▼
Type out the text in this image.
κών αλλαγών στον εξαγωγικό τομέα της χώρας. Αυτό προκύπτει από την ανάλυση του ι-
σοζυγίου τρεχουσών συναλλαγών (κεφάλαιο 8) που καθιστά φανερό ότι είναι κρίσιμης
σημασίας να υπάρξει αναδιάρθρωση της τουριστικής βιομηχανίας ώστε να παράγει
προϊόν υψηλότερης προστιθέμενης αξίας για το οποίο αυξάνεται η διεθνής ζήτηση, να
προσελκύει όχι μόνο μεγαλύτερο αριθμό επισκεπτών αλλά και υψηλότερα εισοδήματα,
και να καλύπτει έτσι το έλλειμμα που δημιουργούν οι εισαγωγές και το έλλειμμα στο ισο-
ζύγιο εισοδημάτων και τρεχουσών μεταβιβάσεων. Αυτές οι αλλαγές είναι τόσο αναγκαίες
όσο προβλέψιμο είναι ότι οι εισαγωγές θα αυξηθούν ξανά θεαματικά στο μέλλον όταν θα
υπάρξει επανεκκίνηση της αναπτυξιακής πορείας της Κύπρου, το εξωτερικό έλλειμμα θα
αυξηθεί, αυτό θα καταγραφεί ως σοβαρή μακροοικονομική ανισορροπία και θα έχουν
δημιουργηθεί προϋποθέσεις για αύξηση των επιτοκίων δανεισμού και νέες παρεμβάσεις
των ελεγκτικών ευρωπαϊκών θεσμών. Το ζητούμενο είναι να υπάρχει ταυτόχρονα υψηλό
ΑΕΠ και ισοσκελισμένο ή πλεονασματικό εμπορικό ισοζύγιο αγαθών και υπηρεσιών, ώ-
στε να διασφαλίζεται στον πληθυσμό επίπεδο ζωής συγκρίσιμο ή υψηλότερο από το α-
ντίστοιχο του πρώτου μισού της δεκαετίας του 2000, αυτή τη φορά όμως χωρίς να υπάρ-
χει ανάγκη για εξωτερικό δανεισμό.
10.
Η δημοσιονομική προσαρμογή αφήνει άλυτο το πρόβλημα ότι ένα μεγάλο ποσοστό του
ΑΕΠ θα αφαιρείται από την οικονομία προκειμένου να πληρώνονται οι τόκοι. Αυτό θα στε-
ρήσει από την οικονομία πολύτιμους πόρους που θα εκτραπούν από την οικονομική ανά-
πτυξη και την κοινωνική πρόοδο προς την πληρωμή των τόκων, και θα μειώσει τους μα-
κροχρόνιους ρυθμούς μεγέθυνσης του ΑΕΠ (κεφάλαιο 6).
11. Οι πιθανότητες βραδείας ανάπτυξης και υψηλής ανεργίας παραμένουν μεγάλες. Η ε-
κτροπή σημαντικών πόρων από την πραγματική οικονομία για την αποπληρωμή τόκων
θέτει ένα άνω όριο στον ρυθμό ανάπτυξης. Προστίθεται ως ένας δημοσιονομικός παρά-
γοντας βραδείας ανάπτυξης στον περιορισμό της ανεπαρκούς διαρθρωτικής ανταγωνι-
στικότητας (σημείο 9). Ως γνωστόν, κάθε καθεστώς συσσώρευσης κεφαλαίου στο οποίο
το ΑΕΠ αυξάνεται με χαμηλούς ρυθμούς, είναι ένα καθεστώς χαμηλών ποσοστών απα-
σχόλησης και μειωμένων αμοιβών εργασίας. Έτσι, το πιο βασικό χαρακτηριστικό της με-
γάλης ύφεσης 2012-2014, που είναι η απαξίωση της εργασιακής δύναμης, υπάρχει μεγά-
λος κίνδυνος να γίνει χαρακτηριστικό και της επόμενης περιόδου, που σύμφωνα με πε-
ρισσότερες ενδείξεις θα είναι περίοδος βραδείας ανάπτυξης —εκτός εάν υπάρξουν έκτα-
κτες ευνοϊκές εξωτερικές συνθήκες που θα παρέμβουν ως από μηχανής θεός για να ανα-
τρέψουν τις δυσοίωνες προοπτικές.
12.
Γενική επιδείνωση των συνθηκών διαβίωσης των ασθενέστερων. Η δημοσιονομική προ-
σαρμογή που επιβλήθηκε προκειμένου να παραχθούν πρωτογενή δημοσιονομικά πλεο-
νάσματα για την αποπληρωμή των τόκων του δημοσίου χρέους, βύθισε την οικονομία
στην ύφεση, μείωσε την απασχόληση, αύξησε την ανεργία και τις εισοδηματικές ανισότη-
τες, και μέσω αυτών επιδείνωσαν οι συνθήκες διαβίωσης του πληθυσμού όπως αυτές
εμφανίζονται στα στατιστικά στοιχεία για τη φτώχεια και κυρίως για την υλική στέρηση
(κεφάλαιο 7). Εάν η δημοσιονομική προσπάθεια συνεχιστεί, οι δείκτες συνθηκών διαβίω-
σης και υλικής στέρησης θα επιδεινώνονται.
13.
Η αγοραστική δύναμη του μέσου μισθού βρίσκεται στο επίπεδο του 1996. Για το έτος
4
▲
## Task prompt:
Collect, from the material above, every line containing the word "υπάρξει".

## Exercise output:
σημασίας να υπάρξει αναδιάρθρωση της τουριστικής βιομηχανίας ώστε να παράγει
υπάρξει επανεκκίνηση της αναπτυξιακής πορείας της Κύπρου, το εξωτερικό έλλειμμα θα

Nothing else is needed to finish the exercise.